### Requirement
Please update the listing from the line that has "For every button, label, input, icon, or" through the line that has "y-tick-label: 1500 bbox=[43, 226, 71, 240]", replacing "x-tick-label" with "x-axis-tick" and leaving everything else as it is; return only those lines.
--- Start Material for this task ---
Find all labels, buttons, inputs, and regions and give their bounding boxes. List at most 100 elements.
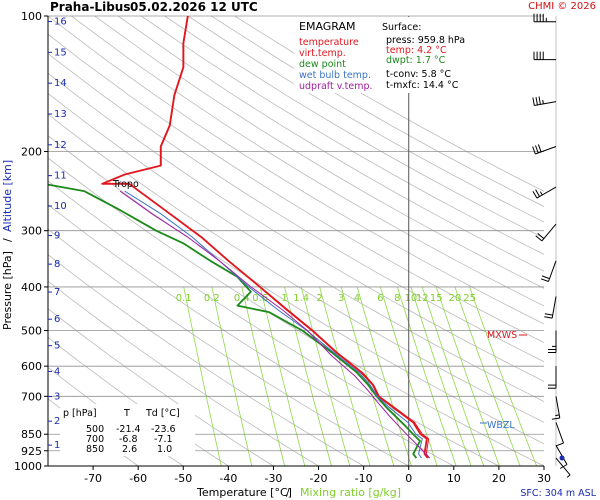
--- End Material for this task ---
--- Start Material for this task ---
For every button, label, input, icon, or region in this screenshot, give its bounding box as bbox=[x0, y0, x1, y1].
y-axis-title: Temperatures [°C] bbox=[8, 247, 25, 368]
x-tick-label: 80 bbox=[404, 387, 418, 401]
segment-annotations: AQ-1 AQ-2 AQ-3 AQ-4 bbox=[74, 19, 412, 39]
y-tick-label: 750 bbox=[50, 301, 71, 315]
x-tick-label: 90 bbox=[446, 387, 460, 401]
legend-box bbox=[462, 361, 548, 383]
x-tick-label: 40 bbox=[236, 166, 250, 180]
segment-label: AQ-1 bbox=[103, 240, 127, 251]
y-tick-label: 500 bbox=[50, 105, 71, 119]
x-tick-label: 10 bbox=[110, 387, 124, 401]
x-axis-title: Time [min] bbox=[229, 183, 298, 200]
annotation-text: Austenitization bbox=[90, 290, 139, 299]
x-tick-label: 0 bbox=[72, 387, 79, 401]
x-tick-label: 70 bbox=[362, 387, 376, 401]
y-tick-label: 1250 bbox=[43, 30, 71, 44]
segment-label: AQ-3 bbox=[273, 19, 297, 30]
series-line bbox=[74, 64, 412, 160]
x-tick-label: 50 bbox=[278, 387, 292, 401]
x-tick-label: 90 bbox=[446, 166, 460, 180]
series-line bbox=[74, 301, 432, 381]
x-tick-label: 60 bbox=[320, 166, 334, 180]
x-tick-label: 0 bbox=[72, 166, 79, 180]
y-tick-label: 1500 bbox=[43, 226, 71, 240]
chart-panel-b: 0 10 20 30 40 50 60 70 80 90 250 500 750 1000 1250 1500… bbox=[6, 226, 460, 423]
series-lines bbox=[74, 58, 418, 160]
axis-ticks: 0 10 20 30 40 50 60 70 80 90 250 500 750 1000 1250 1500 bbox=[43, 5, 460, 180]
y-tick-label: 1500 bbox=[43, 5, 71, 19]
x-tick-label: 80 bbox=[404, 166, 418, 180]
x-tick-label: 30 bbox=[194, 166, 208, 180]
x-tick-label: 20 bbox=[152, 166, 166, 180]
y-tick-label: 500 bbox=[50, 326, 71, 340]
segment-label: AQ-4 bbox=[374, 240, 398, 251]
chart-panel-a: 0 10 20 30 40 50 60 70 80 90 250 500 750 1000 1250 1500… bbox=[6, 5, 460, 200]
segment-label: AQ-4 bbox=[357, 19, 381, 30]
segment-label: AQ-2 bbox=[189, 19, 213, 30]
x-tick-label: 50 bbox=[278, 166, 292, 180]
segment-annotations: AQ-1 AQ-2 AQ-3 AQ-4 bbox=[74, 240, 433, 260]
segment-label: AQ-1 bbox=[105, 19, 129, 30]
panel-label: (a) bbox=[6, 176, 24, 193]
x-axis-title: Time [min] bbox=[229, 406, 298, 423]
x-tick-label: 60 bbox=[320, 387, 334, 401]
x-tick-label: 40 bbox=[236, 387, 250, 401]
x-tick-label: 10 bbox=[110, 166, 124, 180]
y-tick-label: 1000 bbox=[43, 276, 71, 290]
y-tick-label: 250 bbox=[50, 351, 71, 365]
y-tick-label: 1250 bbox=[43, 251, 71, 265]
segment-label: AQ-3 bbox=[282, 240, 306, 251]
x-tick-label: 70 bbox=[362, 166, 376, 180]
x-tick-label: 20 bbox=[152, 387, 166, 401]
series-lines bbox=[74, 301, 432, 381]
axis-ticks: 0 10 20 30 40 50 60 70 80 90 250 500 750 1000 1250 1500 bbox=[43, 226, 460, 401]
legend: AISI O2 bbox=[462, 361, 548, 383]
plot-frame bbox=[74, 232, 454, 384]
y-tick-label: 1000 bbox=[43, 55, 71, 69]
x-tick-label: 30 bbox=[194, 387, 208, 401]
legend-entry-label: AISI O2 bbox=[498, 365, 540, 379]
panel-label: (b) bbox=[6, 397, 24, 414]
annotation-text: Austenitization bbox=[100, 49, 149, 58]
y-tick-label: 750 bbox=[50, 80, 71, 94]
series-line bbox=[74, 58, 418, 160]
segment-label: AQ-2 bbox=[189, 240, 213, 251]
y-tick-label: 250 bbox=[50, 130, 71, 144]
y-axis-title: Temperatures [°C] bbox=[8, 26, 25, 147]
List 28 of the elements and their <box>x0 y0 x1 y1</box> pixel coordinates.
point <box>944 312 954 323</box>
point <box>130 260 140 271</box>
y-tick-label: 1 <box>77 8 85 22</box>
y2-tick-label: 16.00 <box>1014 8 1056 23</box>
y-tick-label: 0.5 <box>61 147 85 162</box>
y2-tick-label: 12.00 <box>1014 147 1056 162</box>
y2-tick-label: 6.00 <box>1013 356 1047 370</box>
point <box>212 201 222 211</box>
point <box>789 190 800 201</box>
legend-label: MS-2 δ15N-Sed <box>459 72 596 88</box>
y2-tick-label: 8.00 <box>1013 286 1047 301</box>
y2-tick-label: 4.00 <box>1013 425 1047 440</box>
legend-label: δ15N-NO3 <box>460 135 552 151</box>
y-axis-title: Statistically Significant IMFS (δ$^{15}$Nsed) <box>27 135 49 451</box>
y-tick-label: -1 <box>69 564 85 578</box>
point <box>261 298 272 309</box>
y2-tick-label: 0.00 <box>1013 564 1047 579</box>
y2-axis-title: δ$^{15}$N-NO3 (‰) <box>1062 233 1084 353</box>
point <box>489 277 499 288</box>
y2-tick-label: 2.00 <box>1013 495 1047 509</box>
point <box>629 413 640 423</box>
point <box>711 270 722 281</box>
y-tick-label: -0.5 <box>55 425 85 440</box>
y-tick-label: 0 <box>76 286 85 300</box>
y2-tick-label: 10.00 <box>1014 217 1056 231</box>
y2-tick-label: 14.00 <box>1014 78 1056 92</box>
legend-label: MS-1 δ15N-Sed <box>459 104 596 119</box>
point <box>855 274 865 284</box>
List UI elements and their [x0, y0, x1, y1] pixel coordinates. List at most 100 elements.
--- End Material for this task ---
--- Start Material for this task ---
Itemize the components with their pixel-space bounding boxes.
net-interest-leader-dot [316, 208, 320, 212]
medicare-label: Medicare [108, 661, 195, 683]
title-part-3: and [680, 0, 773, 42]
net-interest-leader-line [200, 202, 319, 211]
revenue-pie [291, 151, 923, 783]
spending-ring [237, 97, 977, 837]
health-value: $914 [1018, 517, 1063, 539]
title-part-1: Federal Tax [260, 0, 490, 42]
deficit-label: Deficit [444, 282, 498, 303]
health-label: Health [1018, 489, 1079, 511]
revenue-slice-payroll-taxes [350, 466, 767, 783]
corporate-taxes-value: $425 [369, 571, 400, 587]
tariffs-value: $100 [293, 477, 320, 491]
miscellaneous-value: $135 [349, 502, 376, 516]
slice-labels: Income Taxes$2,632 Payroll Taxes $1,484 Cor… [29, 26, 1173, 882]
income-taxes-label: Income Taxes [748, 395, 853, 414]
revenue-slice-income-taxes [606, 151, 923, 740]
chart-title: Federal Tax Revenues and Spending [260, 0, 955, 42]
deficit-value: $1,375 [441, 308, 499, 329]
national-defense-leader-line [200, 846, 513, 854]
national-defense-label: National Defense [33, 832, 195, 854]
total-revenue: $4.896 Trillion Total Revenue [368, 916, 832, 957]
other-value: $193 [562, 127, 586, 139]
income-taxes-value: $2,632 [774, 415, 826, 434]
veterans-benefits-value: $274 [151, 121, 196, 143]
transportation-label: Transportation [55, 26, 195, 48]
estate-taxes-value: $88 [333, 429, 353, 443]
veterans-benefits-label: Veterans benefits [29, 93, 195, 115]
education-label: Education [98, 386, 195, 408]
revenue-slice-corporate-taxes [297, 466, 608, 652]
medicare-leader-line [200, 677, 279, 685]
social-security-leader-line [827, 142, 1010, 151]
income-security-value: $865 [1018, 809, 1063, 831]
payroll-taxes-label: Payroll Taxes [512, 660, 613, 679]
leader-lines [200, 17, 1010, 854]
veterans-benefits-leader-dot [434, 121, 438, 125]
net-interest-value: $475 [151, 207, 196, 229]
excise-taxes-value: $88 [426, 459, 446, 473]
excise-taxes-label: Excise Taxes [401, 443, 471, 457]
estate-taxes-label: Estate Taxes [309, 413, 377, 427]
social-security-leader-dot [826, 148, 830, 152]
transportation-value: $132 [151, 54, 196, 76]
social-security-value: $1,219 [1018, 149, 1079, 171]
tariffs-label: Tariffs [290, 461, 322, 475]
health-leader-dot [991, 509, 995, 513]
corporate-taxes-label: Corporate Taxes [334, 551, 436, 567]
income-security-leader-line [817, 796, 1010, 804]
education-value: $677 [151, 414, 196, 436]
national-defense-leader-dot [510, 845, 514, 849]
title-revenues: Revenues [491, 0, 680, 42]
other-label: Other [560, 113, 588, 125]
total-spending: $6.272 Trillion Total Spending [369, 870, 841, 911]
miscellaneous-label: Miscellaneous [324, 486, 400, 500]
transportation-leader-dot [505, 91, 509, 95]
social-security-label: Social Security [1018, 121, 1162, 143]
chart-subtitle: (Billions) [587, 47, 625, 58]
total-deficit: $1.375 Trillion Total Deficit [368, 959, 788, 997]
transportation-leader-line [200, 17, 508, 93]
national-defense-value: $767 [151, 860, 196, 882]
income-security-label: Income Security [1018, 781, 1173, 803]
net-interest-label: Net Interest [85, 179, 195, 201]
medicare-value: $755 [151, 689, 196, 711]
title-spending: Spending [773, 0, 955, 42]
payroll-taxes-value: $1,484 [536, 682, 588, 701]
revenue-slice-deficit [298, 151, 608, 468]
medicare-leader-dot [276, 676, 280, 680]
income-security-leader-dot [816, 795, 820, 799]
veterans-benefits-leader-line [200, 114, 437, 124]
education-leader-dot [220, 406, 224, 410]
--- End Material for this task ---
### Final result
For every button, label, input, icon, or region in this screenshot, give its bounding box as bbox=[x0, y0, x1, y1].
y-axis-title: Temperatures [°C] bbox=[8, 247, 25, 368]
x-axis-tick: 80 bbox=[404, 387, 418, 401]
segment-annotations: AQ-1 AQ-2 AQ-3 AQ-4 bbox=[74, 19, 412, 39]
y-tick-label: 750 bbox=[50, 301, 71, 315]
x-axis-tick: 90 bbox=[446, 387, 460, 401]
legend-box bbox=[462, 361, 548, 383]
x-axis-tick: 40 bbox=[236, 166, 250, 180]
segment-label: AQ-1 bbox=[103, 240, 127, 251]
y-tick-label: 500 bbox=[50, 105, 71, 119]
x-axis-tick: 10 bbox=[110, 387, 124, 401]
x-axis-title: Time [min] bbox=[229, 183, 298, 200]
annotation-text: Austenitization bbox=[90, 290, 139, 299]
x-axis-tick: 0 bbox=[72, 387, 79, 401]
x-axis-tick: 70 bbox=[362, 387, 376, 401]
y-tick-label: 1250 bbox=[43, 30, 71, 44]
segment-label: AQ-3 bbox=[273, 19, 297, 30]
series-line bbox=[74, 64, 412, 160]
x-axis-tick: 50 bbox=[278, 387, 292, 401]
x-axis-tick: 90 bbox=[446, 166, 460, 180]
series-line bbox=[74, 301, 432, 381]
x-axis-tick: 60 bbox=[320, 166, 334, 180]
x-axis-tick: 0 bbox=[72, 166, 79, 180]
y-tick-label: 1500 bbox=[43, 226, 71, 240]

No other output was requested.